→ **MATERIAL FOR THE TASK**:
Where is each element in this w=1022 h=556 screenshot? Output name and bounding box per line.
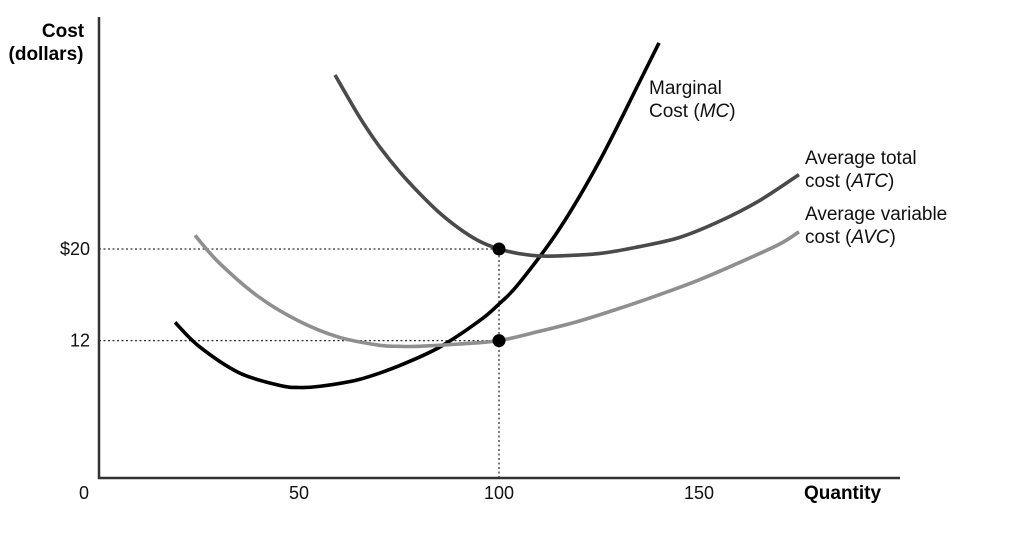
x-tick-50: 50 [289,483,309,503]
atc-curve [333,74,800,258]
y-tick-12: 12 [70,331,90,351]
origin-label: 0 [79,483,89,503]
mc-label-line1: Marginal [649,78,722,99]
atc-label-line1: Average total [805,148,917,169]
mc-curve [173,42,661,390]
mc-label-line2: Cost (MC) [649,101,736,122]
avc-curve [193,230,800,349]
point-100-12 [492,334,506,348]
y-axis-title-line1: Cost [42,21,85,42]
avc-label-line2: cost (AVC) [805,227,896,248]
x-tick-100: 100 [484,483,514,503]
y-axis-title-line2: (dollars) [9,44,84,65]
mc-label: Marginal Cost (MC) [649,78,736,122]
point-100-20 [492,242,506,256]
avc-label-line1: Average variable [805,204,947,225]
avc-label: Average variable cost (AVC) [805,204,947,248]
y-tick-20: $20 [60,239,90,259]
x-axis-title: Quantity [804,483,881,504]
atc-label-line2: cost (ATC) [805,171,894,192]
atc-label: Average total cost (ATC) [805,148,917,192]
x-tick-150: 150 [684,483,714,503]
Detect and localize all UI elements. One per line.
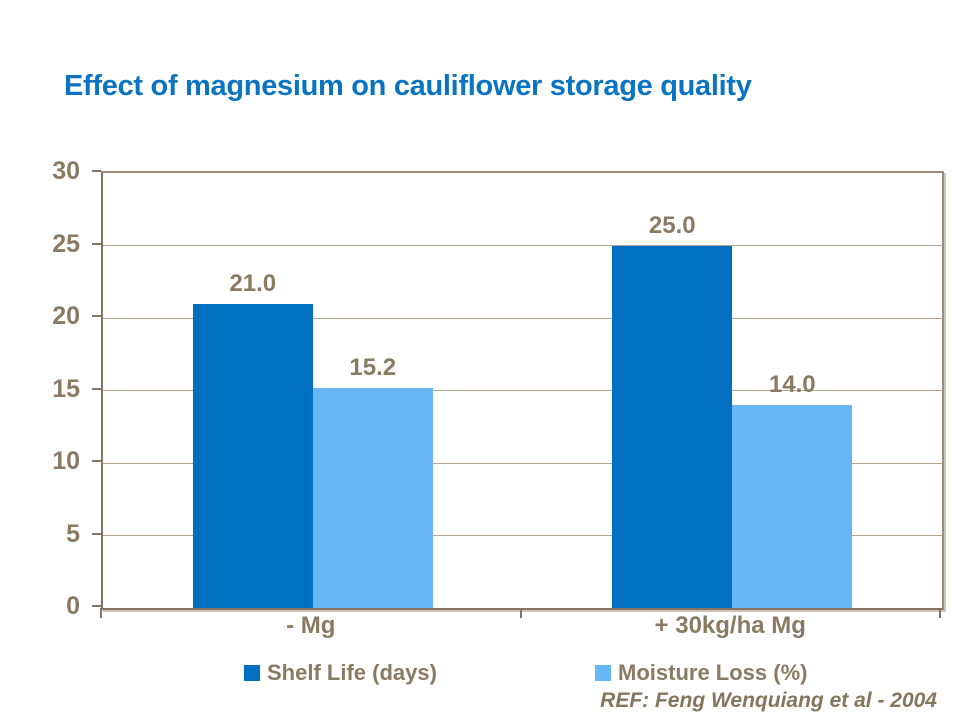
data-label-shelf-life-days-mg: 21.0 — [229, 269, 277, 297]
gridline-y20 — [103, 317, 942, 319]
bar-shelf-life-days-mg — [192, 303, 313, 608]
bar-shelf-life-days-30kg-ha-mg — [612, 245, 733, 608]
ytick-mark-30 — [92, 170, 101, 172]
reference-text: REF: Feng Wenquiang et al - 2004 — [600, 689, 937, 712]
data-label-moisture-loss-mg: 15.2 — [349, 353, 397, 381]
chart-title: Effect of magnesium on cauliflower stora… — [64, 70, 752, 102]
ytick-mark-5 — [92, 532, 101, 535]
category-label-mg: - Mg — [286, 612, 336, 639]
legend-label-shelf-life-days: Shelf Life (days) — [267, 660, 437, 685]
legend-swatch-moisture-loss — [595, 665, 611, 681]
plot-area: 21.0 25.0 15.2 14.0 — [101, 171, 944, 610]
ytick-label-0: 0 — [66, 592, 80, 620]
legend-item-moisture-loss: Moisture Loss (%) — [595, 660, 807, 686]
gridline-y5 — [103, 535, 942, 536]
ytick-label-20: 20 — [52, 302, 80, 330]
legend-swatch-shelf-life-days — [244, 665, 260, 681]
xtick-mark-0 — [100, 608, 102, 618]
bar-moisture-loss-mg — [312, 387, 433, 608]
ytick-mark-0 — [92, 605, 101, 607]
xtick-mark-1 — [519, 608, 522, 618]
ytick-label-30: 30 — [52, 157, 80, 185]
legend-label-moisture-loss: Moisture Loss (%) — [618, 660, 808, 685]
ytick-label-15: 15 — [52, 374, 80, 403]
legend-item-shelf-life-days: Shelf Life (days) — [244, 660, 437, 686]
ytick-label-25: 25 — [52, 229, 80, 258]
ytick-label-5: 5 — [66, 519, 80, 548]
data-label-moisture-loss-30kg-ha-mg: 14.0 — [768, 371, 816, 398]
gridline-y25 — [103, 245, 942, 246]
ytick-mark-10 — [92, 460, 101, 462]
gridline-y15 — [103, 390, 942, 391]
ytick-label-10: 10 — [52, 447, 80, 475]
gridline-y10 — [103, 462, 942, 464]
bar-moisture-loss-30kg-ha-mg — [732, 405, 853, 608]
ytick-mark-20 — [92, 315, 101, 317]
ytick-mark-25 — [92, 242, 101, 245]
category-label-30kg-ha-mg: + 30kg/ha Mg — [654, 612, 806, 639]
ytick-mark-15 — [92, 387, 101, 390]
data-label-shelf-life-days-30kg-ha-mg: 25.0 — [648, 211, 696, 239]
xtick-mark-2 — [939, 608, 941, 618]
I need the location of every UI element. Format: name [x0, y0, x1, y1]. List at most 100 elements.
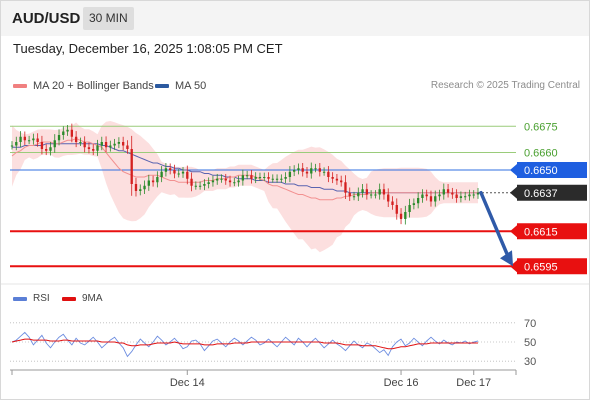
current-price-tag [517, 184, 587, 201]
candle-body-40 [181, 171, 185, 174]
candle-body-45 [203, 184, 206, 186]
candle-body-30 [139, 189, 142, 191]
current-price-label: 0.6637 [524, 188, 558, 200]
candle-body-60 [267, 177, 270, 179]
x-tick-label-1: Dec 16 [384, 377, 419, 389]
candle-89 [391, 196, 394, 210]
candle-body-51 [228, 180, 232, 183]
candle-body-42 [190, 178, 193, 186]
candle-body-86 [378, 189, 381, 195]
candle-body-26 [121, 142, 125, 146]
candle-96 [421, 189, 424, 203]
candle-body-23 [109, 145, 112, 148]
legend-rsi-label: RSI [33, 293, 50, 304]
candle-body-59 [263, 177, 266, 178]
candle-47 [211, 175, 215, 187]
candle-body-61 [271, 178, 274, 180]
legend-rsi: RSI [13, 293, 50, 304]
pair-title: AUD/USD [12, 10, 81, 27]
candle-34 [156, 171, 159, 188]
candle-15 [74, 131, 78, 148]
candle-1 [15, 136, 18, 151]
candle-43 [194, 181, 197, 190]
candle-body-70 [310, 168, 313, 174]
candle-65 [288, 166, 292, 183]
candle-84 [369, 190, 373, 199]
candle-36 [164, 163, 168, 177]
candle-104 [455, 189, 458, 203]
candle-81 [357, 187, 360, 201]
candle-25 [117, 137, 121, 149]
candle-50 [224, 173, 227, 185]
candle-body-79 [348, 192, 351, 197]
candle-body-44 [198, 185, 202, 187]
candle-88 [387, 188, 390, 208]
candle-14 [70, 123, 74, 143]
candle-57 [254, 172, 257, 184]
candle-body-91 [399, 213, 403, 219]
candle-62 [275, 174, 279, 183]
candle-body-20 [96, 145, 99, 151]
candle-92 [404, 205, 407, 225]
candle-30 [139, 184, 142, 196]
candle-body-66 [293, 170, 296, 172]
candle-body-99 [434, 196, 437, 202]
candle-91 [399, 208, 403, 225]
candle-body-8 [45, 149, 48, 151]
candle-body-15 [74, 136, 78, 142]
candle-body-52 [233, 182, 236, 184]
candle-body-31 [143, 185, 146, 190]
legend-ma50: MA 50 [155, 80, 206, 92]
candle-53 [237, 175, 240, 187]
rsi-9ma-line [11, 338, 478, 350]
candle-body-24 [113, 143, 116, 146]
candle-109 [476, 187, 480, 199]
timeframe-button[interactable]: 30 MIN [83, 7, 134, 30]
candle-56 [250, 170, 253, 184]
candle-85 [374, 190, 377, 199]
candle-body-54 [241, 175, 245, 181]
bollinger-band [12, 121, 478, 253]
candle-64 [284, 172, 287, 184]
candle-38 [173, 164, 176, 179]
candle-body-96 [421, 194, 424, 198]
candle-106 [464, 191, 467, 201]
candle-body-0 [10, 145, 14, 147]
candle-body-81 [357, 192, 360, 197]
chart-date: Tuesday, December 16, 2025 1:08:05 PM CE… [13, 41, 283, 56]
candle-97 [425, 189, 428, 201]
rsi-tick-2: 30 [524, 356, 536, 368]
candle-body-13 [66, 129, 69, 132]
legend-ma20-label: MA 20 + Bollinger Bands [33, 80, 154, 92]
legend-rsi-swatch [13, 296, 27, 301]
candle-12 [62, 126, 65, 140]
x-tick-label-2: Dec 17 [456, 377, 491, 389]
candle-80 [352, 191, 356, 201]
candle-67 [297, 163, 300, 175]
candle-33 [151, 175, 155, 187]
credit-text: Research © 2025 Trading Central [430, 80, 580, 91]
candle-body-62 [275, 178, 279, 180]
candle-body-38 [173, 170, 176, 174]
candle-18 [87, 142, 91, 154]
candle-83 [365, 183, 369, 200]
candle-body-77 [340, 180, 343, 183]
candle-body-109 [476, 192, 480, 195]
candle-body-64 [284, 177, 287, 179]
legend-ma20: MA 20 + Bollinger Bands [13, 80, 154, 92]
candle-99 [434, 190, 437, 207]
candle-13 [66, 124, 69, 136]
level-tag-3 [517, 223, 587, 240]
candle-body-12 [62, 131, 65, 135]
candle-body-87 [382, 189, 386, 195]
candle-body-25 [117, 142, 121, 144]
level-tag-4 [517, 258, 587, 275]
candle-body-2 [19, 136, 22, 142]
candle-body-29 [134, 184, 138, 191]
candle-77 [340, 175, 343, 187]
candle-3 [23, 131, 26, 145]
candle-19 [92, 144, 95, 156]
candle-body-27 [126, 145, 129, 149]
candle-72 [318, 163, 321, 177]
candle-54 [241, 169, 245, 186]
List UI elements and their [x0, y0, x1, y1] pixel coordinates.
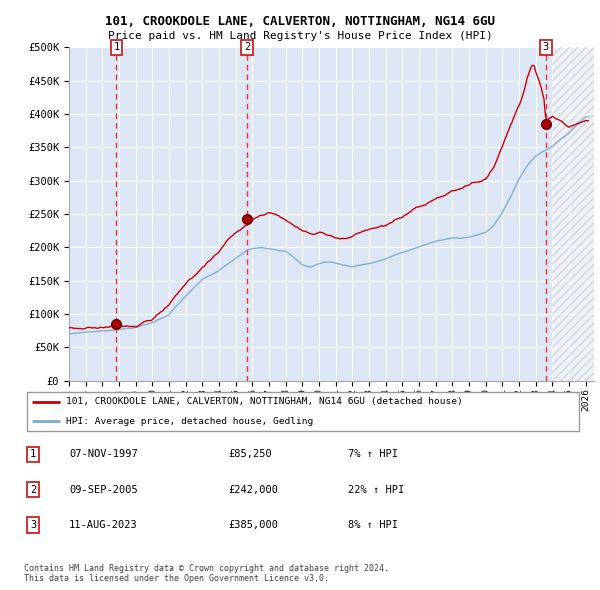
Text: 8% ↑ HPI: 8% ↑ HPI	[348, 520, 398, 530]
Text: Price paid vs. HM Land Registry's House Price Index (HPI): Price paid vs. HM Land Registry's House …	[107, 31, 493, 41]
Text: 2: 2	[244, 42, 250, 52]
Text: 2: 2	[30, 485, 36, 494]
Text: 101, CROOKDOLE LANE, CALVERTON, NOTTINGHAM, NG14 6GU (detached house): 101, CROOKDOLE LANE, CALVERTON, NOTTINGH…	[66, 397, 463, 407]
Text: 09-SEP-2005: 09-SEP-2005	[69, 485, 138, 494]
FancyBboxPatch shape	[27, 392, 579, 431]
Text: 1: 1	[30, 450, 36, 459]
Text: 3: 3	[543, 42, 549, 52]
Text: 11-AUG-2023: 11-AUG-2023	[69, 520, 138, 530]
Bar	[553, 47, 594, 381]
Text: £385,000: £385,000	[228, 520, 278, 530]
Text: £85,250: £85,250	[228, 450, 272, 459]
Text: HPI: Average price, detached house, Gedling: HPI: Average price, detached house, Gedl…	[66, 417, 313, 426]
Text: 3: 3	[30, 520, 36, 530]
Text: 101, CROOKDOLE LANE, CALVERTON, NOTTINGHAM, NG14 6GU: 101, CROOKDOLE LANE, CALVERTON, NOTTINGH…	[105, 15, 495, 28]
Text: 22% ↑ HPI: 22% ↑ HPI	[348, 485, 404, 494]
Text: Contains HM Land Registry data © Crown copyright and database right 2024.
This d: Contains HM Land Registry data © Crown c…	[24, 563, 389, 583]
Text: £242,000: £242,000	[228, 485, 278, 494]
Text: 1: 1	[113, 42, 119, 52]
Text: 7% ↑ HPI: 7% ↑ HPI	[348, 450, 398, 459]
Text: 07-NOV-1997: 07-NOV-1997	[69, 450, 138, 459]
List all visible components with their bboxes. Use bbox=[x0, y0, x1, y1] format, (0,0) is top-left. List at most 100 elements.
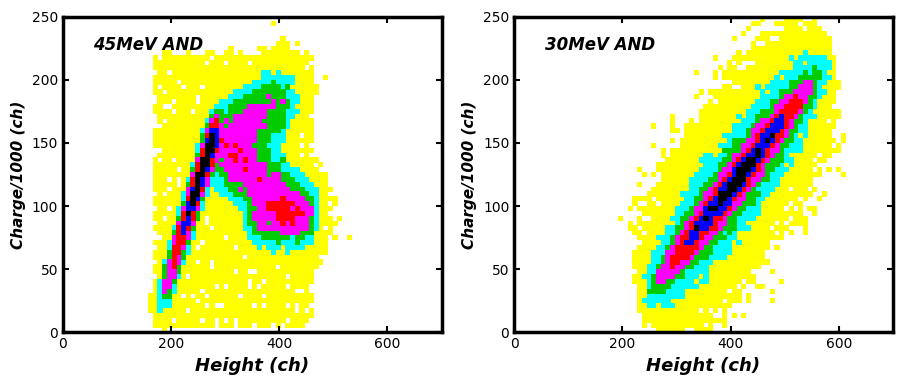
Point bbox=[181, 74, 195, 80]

→ **REQUIREMENTS**: Rewrite everything from the line containing "x-tick-50: 50 [289,483,309,503]" down to the line containing "x-tick-100: 100 [484,483,514,503]", changing "Marginal" to "Incremental" and leaving everything else as it is.

→ **ANSWER**:
x-tick-50: 50 [289,483,309,503]
atc-curve [333,74,800,258]
y-tick-12: 12 [70,331,90,351]
origin-label: 0 [79,483,89,503]
mc-label-line1: Incremental [649,78,722,99]
atc-label-line1: Average total [805,148,917,169]
mc-curve [173,42,661,390]
mc-label-line2: Cost (MC) [649,101,736,122]
avc-curve [193,230,800,349]
point-100-12 [492,334,506,348]
y-axis-title-line1: Cost [42,21,85,42]
avc-label-line2: cost (AVC) [805,227,896,248]
x-tick-100: 100 [484,483,514,503]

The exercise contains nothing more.